■ **Exercises to complete**:
a. Answer these questions from the account of the Stripper Killer case, one line each:
(i) Where and in what year was Elizabeth Figg found?
(ii) Where was Andre Padoux working at the time of the Dolphin Square party he attended with Hannah Tailford?
(iii) What cause of death was recorded for Hannah Tailford?
b. Transcribe the part of the account of the Stripper Killer case that begins at the words "Now little Betty" and stops after "humour – it is not!".

■ **Selected extract**:
_____

With the dubious benefit of hindsight the killer’s reign of
terror is now generally believed to have begun with the death of one Elizabeth
Figg. Figg was found sitting under a tree at Duke’s Meadow in Chiswick, on
the north side of the River Thames, in 1959. She looked just like she was
sleeping but, on closer inspection, it was discovered that she was dead and had
been strangled. This one fact, when combined with the proximity of her lifeless
carcass to the river, and the reality that she had been a prostitute would be
enough to deposit her name on to the list of Stripper Killer victims once the
bodies of Gwynneth Rees and Hannah Tailford had subsequently been discovered in
‘63 and ‘64.
I do not believe though that Figg ever met the Stripper Killer;
however, her demise provides a neat introduction to a series of killings that
are highly pertinent to this little tale and the stories of these poor
unfortunates will be weaved into the narrative from here on in.
Now little Betty may have been partial to a Figg Roll* in
the back of a motor in return for a handful of shekels, however, the girl wearing
no knickers under her blue and white dress found propped against the willow
tree by the Thames shared little in common with the other victims, other than
she was a prostitute who had been strangled.
*Fig Roll –
biscuit based item of confectionary used in a childish attempt by the author to
utilise a euphemistic pun as a form of sophisticated humour – it is not!
So, let us return to Hannah Tailford. Just four weeks prior
to her death she had attended one of these Dolphin Square parties in the
company of a man named Andre
Padoux who worked at the time at the French embassy in London. Padoux is
now an author on Yoga and Tantric mantras and is a so-called master of sex
magic.
Padoux’s tantra mantra
Whilst our Hannah, to be fair, was just a low-grade,
low-class whore whose usual place of employment was the back seat of a Ford
Zodiac; so just what was she doing in such high company and within such luxurious
surroundings? Was she instructing the Gallic love god in the finer arts of the
wow-him powwow or the torrid tidal wave? Was she bollocks!
When Tailford’s bloated corpse washed up in the Thames it
was discovered that she had consumed a large quantity of the rivers fetid water
– meaning she was alive when she entered it - this being despite the fact that
her soiled knickers had been stuffed, unceremoniously, inside her mouth. Moreover,
these knickers bore traces of semen as did her vagina and rectum. She had,
according to the autopsy, been strangled and had lost some teeth; however, the
cause of death was recorded not as strangulation but as drowning.
We do not know where Hannah had been for her final bunk up;
however, I guess the location of Dolphin Square, right next to the Thames from
where Hannah’s body was later dragged, is just coincidental right?
One can only speculate as to what she had been participating
in immediately prior to her death, and in due course we shall do just that; however,
given that she was known to attend parties at Dolphin Square, and given that one
such party had taken place just a few weeks prior, and that we know these
parties were attended by professional photographers like Anthony Beauchamp and self-declared
sex gurus such as Padoux, and given that we know that Dolphin Square was home
to both spies and the secret services, one possible speculation is that she had
been involved in, to some extent, the procurement of compromising photographic and/or
cinematic materials for the purpose of blackmail. This speculation gains further
validity when it is considered alongside the claim of one of the leading authors
on the ‘Stripper’ murders, Brian McConnell, who stated in his book Found Naked and Dead that Hannah had had
access to a photographic studio and developing equipment in Victoria in London.

_____

■ **Data shown**:
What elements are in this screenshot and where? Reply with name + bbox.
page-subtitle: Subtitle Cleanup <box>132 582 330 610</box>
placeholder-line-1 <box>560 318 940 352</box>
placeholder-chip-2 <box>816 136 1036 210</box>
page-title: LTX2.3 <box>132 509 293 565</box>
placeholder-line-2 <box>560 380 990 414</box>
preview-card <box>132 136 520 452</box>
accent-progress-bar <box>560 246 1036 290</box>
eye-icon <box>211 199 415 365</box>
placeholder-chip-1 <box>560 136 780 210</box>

_____

■ **Answers for the tasks**:
a.
(i) Under a tree at Duke's Meadow in Chiswick, on the north side of the River Thames, in 1959.
(ii) At the French embassy in London.
(iii) Drowning.

b.
Now little Betty may have been partial to a Figg Roll* in
the back of a motor in return for a handful of shekels, however, the girl wearing
no knickers under her blue and white dress found propped against the willow
tree by the Thames shared little in common with the other victims, other than
she was a prostitute who had been strangled.
*Fig Roll –
biscuit based item of confectionary used in a childish attempt by the author to
utilise a euphemistic pun as a form of sophisticated humour – it is not!